Only a number is wanted: how many lines in these records contain the word "from"?
--- start Data provided ---
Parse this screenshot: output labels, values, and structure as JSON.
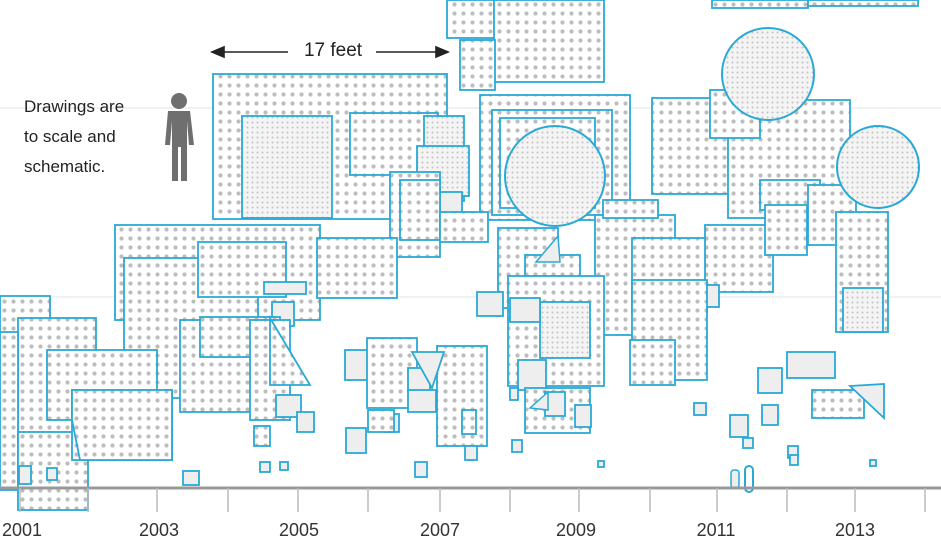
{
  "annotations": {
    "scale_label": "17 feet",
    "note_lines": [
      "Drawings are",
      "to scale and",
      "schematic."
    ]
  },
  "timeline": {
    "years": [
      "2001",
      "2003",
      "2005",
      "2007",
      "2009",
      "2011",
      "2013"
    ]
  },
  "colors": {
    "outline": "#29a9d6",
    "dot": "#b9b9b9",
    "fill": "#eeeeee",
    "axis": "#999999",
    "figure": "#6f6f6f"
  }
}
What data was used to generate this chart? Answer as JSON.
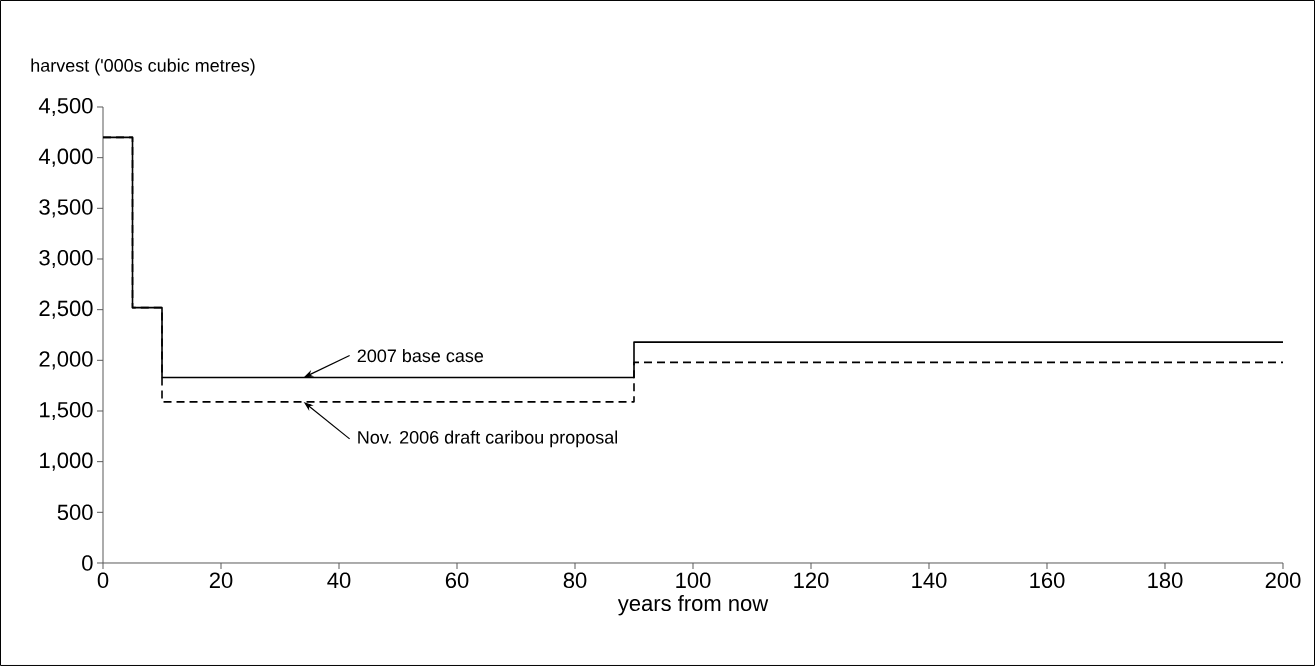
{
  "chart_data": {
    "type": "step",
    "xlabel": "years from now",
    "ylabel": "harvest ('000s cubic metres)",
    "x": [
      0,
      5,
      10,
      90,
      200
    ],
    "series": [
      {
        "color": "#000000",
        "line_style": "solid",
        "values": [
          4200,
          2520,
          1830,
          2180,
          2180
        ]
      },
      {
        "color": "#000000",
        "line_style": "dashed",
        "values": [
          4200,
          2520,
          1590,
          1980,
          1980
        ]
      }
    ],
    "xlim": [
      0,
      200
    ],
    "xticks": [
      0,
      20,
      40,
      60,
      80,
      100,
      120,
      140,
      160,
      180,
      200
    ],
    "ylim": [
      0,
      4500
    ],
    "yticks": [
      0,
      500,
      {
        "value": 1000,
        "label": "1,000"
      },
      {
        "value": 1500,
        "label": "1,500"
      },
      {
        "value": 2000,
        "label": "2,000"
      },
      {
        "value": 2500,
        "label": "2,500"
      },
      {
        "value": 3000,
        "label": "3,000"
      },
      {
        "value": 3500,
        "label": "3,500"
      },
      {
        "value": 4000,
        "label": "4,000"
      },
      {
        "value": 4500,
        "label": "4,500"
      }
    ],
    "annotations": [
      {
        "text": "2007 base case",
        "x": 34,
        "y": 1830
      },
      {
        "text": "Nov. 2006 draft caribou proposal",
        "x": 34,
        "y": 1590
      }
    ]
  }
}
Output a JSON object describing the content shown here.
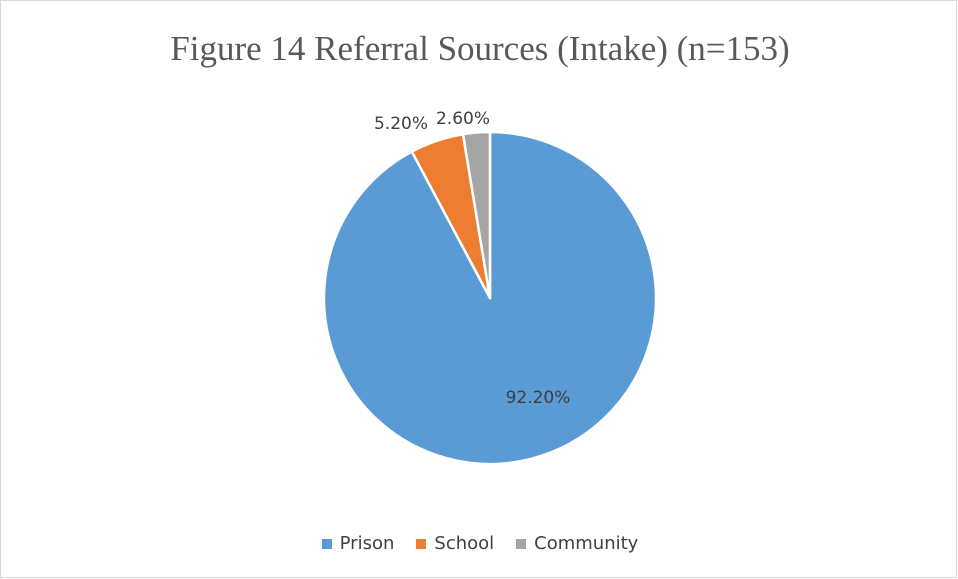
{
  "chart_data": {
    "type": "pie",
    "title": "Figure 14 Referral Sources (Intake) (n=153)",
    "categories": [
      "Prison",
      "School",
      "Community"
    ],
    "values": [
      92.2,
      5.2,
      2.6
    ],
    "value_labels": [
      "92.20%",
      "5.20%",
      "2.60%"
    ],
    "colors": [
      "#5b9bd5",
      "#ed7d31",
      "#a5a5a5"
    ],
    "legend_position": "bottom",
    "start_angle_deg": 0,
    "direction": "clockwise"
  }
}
--- end Data provided ---
--- start Data provided ---
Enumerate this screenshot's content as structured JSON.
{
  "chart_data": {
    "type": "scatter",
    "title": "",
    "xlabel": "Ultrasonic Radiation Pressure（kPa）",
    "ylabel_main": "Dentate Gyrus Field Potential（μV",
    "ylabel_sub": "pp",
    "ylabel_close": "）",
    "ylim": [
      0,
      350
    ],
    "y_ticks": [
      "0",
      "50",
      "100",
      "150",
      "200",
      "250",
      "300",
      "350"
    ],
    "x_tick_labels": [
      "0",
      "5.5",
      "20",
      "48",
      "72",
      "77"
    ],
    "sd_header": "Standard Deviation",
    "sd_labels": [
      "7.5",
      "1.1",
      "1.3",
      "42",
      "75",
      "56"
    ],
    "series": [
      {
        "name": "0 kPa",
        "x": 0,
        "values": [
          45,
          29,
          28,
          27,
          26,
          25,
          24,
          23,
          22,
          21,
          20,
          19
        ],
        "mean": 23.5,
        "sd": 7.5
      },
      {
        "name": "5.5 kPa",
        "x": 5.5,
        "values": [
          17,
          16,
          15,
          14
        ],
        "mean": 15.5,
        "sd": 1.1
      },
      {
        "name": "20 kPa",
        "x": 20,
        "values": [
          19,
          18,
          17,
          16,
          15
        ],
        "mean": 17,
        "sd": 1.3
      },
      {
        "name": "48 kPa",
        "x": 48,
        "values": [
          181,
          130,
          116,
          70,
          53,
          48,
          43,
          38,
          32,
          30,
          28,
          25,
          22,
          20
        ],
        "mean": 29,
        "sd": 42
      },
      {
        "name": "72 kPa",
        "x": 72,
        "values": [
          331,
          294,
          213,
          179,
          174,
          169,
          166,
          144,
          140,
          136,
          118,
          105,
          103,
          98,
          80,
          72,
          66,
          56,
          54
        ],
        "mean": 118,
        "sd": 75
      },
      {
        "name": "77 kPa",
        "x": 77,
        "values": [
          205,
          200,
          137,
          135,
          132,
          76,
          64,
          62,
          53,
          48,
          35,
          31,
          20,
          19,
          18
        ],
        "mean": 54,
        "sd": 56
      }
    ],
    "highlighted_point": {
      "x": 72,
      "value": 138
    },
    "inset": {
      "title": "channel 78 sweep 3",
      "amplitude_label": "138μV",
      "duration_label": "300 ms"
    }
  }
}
--- end Data provided ---
--- start Data provided ---
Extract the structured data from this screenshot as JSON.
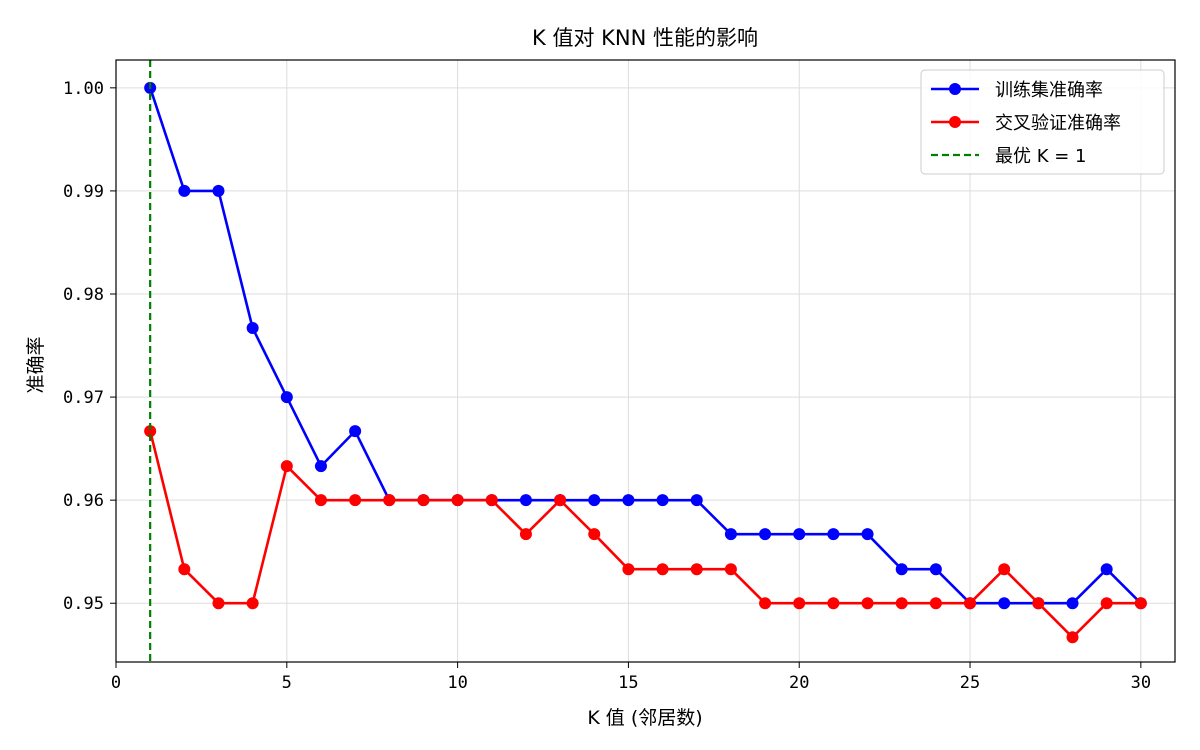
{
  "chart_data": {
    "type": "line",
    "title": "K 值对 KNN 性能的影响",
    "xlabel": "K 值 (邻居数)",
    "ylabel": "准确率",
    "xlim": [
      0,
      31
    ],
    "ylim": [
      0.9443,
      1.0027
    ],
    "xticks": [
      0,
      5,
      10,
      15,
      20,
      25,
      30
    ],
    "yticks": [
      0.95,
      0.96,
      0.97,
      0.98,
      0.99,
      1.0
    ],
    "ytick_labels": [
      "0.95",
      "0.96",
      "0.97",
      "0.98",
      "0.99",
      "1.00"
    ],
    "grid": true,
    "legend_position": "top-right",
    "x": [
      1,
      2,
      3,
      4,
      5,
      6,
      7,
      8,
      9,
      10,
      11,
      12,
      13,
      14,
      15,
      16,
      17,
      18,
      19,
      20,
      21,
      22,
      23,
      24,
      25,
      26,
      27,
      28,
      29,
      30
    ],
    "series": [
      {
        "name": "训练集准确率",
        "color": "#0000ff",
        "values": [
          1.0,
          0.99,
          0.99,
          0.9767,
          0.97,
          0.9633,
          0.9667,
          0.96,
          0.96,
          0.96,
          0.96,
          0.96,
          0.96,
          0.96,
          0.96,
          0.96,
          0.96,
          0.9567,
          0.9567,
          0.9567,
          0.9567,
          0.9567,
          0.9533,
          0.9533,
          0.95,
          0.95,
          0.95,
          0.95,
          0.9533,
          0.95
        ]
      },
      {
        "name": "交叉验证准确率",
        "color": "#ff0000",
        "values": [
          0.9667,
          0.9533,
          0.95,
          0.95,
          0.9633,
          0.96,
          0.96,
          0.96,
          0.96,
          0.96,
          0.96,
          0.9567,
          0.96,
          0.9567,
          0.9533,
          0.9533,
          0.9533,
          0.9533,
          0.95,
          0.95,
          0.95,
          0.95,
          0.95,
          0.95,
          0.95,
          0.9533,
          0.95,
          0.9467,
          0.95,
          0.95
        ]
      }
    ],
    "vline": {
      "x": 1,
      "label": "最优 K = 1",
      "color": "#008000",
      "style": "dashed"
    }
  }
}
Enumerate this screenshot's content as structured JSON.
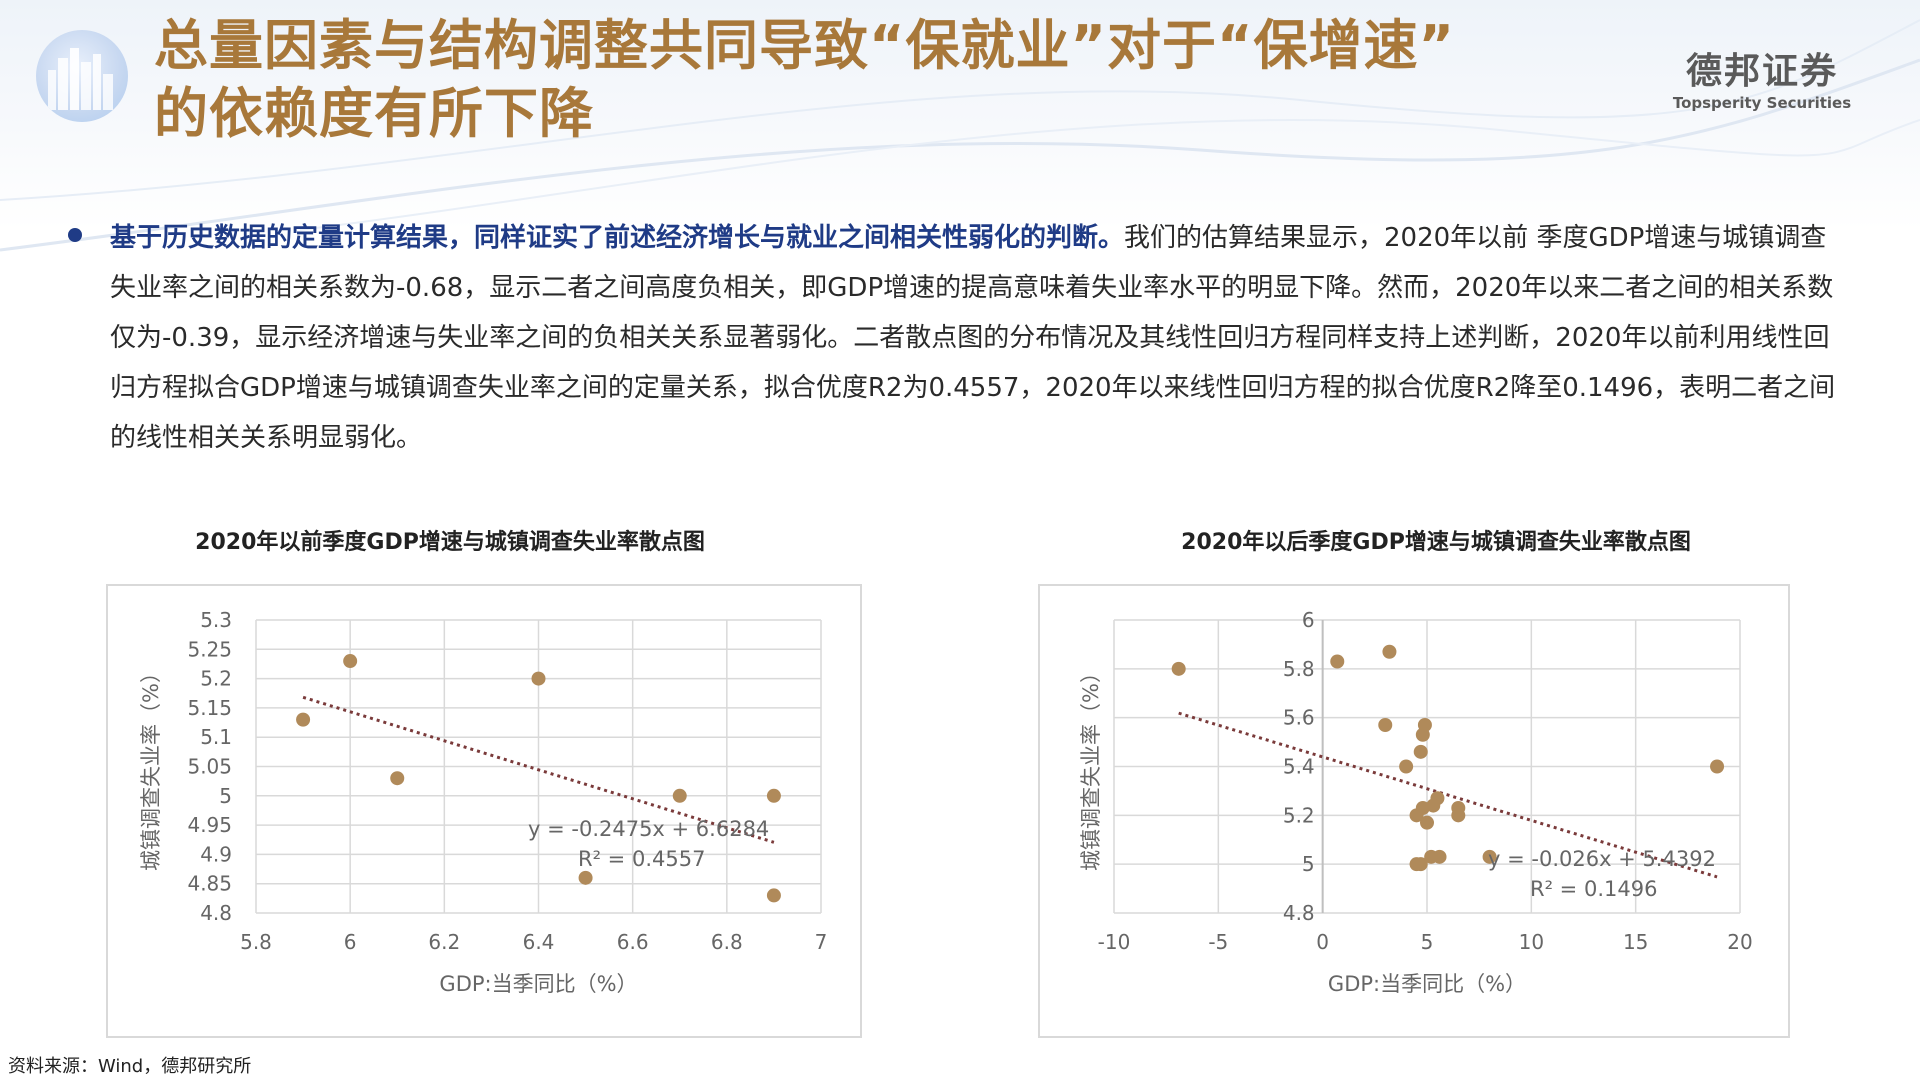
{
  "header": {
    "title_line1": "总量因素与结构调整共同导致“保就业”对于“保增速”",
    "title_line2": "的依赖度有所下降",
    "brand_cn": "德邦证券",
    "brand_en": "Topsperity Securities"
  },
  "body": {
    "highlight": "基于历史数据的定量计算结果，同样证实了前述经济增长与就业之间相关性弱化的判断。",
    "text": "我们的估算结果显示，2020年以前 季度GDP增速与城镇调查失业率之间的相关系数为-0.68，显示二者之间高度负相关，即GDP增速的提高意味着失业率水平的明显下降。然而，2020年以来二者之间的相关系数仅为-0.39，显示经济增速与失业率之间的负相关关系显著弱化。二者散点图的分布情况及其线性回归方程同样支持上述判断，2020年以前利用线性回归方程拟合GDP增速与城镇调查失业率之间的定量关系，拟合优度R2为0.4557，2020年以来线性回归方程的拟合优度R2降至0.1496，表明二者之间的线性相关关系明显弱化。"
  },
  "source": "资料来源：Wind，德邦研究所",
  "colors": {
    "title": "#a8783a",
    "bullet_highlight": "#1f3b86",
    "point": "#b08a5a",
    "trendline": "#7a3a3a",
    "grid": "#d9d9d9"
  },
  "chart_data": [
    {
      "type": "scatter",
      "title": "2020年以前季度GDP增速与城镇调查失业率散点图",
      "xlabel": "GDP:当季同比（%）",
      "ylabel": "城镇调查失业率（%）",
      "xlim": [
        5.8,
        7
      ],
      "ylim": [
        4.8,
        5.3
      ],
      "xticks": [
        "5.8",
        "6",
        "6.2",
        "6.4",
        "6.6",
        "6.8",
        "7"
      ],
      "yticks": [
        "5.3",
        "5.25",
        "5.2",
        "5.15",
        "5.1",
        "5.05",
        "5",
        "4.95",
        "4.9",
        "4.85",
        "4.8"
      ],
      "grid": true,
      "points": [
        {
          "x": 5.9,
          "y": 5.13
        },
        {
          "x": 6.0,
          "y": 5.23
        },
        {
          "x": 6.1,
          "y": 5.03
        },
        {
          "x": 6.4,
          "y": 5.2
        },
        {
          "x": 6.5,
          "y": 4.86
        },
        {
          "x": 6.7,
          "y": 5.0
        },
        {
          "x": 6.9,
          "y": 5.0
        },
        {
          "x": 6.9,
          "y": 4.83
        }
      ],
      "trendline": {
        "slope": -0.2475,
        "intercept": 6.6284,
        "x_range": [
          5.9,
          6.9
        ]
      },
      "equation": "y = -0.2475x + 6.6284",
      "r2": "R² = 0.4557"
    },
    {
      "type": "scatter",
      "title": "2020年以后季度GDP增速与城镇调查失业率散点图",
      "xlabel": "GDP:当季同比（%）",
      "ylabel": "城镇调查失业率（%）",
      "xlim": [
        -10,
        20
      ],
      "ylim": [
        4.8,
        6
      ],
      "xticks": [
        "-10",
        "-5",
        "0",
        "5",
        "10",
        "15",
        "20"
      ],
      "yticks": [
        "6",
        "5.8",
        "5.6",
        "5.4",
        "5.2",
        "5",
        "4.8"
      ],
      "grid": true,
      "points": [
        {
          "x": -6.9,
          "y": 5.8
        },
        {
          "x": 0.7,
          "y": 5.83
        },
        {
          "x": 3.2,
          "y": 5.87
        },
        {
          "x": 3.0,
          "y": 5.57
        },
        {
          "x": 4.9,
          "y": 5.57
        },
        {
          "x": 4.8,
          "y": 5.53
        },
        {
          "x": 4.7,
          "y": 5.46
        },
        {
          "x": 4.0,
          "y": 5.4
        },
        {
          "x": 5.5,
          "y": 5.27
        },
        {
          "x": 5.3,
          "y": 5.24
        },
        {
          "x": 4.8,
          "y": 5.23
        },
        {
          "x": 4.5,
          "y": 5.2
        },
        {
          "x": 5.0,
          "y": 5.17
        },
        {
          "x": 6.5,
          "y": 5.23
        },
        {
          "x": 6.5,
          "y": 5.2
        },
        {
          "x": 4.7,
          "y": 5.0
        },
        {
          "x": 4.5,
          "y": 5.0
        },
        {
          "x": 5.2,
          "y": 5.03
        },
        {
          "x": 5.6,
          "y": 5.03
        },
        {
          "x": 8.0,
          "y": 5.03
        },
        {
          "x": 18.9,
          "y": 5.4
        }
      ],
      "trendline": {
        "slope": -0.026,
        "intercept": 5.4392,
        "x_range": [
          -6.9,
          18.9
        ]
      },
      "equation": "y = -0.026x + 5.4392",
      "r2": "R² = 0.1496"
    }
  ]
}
--- end Data provided ---
* _Complete output_:
2